Aim: Find the lines below that contain the string "JSON". Copy each one.

Exercise inputs:

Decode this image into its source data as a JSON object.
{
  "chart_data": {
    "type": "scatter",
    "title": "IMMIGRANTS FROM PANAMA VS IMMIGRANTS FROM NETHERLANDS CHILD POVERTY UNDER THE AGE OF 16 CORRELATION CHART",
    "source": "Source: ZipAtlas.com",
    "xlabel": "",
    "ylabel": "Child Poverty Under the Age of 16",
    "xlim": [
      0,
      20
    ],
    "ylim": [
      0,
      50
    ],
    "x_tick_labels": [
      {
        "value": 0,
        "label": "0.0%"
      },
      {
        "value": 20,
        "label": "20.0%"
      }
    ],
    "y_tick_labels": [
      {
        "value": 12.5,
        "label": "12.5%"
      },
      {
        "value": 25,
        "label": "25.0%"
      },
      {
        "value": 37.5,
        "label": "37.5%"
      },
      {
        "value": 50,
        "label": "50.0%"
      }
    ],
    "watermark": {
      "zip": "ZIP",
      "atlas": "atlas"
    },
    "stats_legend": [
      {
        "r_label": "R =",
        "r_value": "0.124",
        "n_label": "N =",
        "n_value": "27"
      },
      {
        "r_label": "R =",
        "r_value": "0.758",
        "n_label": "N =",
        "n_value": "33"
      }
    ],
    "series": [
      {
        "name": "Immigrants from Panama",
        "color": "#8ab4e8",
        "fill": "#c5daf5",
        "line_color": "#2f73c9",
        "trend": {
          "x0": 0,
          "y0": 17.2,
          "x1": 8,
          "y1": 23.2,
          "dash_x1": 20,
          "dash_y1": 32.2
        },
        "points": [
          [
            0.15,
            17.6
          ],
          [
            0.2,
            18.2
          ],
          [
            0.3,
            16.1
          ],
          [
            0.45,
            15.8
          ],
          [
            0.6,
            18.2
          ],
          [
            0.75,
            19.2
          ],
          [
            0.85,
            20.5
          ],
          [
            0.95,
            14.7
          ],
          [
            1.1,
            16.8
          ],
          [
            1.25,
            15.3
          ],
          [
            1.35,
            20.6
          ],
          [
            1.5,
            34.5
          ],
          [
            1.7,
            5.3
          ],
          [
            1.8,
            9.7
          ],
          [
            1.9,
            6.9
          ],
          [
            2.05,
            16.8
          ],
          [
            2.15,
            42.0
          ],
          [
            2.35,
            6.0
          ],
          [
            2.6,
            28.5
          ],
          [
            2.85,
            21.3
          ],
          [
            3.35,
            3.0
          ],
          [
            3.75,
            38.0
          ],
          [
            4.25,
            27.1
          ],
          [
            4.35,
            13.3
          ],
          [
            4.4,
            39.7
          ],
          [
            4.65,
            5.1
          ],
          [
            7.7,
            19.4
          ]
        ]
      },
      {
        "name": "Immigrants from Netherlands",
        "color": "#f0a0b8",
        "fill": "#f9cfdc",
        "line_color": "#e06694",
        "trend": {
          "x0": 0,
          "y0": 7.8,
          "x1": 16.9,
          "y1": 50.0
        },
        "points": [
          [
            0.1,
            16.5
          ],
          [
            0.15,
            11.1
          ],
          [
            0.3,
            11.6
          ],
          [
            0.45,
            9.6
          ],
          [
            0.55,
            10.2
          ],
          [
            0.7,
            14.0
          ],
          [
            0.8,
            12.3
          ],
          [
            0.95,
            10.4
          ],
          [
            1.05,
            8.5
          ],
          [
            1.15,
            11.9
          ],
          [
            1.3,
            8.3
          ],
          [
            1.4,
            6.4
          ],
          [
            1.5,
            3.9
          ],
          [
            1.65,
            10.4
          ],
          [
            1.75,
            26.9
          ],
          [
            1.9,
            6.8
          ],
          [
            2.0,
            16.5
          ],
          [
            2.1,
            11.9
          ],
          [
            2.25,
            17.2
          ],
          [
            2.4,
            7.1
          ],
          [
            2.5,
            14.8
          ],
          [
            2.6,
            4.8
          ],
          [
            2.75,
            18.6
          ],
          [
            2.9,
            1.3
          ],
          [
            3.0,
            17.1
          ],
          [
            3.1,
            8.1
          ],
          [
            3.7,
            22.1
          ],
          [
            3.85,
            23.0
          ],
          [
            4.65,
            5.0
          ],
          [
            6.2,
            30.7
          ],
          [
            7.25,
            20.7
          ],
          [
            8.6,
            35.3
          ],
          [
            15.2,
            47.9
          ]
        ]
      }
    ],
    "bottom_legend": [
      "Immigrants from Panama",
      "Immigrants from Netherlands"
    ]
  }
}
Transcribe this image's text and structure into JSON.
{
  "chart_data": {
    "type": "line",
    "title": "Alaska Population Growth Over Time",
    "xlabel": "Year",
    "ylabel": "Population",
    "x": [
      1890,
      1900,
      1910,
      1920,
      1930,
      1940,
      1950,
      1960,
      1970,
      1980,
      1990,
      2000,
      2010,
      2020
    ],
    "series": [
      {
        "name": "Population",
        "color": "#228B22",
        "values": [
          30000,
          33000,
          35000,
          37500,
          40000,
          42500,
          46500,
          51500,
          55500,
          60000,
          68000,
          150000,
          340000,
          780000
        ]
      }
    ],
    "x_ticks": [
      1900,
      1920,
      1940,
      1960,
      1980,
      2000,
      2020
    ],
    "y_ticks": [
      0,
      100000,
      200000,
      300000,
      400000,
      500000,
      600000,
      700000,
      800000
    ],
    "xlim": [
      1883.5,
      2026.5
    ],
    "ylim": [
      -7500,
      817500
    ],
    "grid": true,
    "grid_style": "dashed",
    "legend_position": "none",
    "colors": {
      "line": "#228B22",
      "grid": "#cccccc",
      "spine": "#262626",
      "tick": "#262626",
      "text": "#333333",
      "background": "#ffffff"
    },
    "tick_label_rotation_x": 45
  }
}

Expected answer:
Decode this image into its source data as a JSON object.
Transcribe this image's text and structure into JSON.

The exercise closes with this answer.